→ **TO BE DONE**:
Print all entries word for word.

→ **DATASET**:
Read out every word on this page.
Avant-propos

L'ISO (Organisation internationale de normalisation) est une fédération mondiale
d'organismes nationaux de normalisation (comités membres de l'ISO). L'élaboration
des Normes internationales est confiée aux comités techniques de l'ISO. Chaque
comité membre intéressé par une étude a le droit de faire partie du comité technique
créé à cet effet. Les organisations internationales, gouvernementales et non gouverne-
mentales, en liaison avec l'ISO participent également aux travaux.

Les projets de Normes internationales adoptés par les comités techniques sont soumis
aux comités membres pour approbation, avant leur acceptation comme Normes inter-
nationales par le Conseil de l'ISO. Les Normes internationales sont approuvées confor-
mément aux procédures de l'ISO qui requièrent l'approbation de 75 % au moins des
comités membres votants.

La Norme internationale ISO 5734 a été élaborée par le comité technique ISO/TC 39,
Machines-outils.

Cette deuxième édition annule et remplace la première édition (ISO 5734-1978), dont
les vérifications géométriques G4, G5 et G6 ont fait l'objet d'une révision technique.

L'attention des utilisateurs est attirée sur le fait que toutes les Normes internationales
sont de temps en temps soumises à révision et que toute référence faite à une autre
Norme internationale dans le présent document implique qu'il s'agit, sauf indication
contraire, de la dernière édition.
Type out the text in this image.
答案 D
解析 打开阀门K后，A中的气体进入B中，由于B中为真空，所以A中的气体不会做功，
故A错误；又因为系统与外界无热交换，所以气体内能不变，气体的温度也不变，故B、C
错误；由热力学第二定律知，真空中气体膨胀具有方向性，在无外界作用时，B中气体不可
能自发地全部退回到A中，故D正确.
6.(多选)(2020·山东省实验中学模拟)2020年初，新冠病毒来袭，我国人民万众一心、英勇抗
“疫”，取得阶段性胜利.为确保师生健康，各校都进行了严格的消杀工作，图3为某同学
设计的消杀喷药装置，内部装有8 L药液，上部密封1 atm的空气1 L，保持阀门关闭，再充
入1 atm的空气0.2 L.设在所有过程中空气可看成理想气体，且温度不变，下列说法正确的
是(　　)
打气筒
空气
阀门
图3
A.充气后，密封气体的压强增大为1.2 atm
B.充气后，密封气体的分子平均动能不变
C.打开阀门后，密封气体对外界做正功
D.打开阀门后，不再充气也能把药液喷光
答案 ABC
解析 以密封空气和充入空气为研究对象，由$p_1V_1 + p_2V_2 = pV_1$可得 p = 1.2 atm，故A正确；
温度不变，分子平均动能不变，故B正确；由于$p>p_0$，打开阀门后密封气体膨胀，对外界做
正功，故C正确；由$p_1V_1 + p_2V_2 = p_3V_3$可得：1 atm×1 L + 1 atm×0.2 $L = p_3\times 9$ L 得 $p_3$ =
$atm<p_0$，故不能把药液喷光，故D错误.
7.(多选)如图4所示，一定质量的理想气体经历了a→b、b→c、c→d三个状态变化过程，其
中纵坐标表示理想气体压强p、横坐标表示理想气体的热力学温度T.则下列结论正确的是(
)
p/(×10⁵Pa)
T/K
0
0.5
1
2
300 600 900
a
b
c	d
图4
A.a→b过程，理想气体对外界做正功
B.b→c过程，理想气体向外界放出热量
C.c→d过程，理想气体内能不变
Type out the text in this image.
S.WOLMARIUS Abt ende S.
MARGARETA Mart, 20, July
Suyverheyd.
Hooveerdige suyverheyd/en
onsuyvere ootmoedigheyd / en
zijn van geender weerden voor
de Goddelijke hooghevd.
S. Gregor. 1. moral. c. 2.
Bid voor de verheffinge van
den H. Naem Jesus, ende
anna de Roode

→ **WORKED ANSWER**:
Read out every word on this page.
Avant-propos

L'ISO (Organisation internationale de normalisation) est une fédération mondiale
d'organismes nationaux de normalisation (comités membres de l'ISO). L'élaboration
des Normes internationales est confiée aux comités techniques de l'ISO. Chaque
comité membre intéressé par une étude a le droit de faire partie du comité technique
créé à cet effet. Les organisations internationales, gouvernementales et non gouverne-
mentales, en liaison avec l'ISO participent également aux travaux.

Les projets de Normes internationales adoptés par les comités techniques sont soumis
aux comités membres pour approbation, avant leur acceptation comme Normes inter-
nationales par le Conseil de l'ISO. Les Normes internationales sont approuvées confor-
mément aux procédures de l'ISO qui requièrent l'approbation de 75 % au moins des
comités membres votants.

La Norme internationale ISO 5734 a été élaborée par le comité technique ISO/TC 39,
Machines-outils.

Cette deuxième édition annule et remplace la première édition (ISO 5734-1978), dont
les vérifications géométriques G4, G5 et G6 ont fait l'objet d'une révision technique.

L'attention des utilisateurs est attirée sur le fait que toutes les Normes internationales
sont de temps en temps soumises à révision et que toute référence faite à une autre
Norme internationale dans le présent document implique qu'il s'agit, sauf indication
contraire, de la dernière édition.
Type out the text in this image.
答案 D
解析 打开阀门K后，A中的气体进入B中，由于B中为真空，所以A中的气体不会做功，
故A错误；又因为系统与外界无热交换，所以气体内能不变，气体的温度也不变，故B、C
错误；由热力学第二定律知，真空中气体膨胀具有方向性，在无外界作用时，B中气体不可
能自发地全部退回到A中，故D正确.
6.(多选)(2020·山东省实验中学模拟)2020年初，新冠病毒来袭，我国人民万众一心、英勇抗
“疫”，取得阶段性胜利.为确保师生健康，各校都进行了严格的消杀工作，图3为某同学
设计的消杀喷药装置，内部装有8 L药液，上部密封1 atm的空气1 L，保持阀门关闭，再充
入1 atm的空气0.2 L.设在所有过程中空气可看成理想气体，且温度不变，下列说法正确的
是(　　)
打气筒
空气
阀门
图3
A.充气后，密封气体的压强增大为1.2 atm
B.充气后，密封气体的分子平均动能不变
C.打开阀门后，密封气体对外界做正功
D.打开阀门后，不再充气也能把药液喷光
答案 ABC
解析 以密封空气和充入空气为研究对象，由$p_1V_1 + p_2V_2 = pV_1$可得 p = 1.2 atm，故A正确；
温度不变，分子平均动能不变，故B正确；由于$p>p_0$，打开阀门后密封气体膨胀，对外界做
正功，故C正确；由$p_1V_1 + p_2V_2 = p_3V_3$可得：1 atm×1 L + 1 atm×0.2 $L = p_3\times 9$ L 得 $p_3$ =
$atm<p_0$，故不能把药液喷光，故D错误.
7.(多选)如图4所示，一定质量的理想气体经历了a→b、b→c、c→d三个状态变化过程，其
中纵坐标表示理想气体压强p、横坐标表示理想气体的热力学温度T.则下列结论正确的是(
)
p/(×10⁵Pa)
T/K
0
0.5
1
2
300 600 900
a
b
c	d
图4
A.a→b过程，理想气体对外界做正功
B.b→c过程，理想气体向外界放出热量
C.c→d过程，理想气体内能不变
Type out the text in this image.
S.WOLMARIUS Abt ende S.
MARGARETA Mart, 20, July
Suyverheyd.
Hooveerdige suyverheyd/en
onsuyvere ootmoedigheyd / en
zijn van geender weerden voor
de Goddelijke hooghevd.
S. Gregor. 1. moral. c. 2.
Bid voor de verheffinge van
den H. Naem Jesus, ende
anna de Roode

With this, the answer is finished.